-- begin --

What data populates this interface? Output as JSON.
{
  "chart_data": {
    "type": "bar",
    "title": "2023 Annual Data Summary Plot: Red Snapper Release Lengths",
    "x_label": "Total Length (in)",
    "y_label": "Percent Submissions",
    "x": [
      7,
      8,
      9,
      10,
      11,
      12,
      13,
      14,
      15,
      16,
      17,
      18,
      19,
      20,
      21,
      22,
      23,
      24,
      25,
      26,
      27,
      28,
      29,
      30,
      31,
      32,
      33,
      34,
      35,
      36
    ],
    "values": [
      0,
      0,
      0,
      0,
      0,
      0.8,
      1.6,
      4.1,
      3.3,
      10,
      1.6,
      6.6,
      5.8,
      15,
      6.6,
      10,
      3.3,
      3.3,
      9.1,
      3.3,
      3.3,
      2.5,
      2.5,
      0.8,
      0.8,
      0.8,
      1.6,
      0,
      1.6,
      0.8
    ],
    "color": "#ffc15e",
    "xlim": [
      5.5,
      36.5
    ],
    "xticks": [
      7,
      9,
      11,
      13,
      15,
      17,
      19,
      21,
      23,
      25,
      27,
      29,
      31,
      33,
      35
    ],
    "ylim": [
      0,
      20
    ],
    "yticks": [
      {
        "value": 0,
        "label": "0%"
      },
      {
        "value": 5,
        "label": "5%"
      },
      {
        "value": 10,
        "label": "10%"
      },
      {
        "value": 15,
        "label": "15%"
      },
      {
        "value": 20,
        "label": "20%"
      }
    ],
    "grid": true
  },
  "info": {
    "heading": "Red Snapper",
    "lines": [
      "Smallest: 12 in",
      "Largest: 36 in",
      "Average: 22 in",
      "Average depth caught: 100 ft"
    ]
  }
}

-- end --

Short exercise:
Determine the count of lines in the data above with the string "Snapper" in them, and give that count alone.

Task result:
2